---------- DATASET EXTRACT

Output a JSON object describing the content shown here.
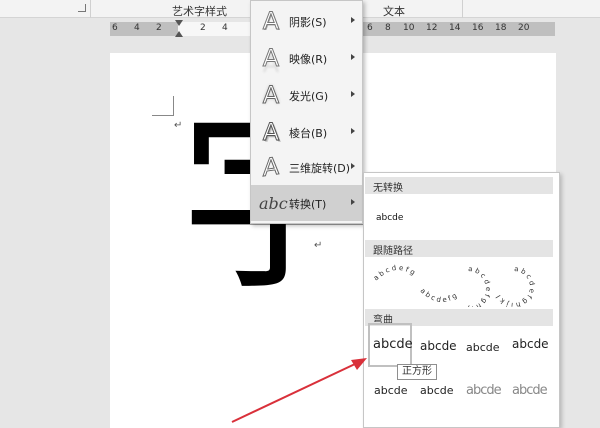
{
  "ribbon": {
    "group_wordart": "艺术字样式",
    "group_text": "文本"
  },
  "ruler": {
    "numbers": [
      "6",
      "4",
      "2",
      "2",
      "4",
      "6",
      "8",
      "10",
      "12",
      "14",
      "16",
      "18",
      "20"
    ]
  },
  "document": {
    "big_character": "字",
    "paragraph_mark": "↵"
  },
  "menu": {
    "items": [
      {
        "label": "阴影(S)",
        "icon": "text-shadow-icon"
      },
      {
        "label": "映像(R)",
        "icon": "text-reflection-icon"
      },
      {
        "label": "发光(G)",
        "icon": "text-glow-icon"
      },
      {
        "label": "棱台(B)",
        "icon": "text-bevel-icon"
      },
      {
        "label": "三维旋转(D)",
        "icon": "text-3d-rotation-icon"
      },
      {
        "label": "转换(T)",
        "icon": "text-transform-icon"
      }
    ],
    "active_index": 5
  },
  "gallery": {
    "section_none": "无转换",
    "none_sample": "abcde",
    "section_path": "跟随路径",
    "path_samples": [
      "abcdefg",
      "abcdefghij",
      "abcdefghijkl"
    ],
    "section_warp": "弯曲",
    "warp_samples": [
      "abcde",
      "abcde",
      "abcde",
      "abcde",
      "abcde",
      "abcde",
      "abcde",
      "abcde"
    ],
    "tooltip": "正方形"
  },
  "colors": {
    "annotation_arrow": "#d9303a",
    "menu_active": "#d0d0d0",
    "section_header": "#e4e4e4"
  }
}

--------------------

Drop the pictures and reproduce the rest of the entries above exactly.

Output a JSON object describing the content shown here.
{
  "ribbon": {
    "group_wordart": "艺术字样式",
    "group_text": "文本"
  },
  "ruler": {
    "numbers": [
      "6",
      "4",
      "2",
      "2",
      "4",
      "6",
      "8",
      "10",
      "12",
      "14",
      "16",
      "18",
      "20"
    ]
  },
  "document": {
    "big_character": "字",
    "paragraph_mark": "↵"
  },
  "menu": {
    "items": [
      {
        "label": "阴影(S)",
        "icon": "text-shadow-icon"
      },
      {
        "label": "映像(R)",
        "icon": "text-reflection-icon"
      },
      {
        "label": "发光(G)",
        "icon": "text-glow-icon"
      },
      {
        "label": "棱台(B)",
        "icon": "text-bevel-icon"
      },
      {
        "label": "三维旋转(D)",
        "icon": "text-3d-rotation-icon"
      },
      {
        "label": "转换(T)",
        "icon": "text-transform-icon"
      }
    ],
    "active_index": 5
  },
  "gallery": {
    "section_none": "无转换",
    "none_sample": "abcde",
    "section_path": "跟随路径",
    "path_samples": [
      "abcdefg",
      "abcdefghij",
      "abcdefghijkl"
    ],
    "section_warp": "弯曲",
    "warp_samples": [
      "abcde",
      "abcde",
      "abcde",
      "abcde",
      "abcde",
      "abcde",
      "abcde",
      "abcde"
    ],
    "tooltip": "正方形"
  },
  "colors": {
    "annotation_arrow": "#d9303a",
    "menu_active": "#d0d0d0",
    "section_header": "#e4e4e4"
  }
}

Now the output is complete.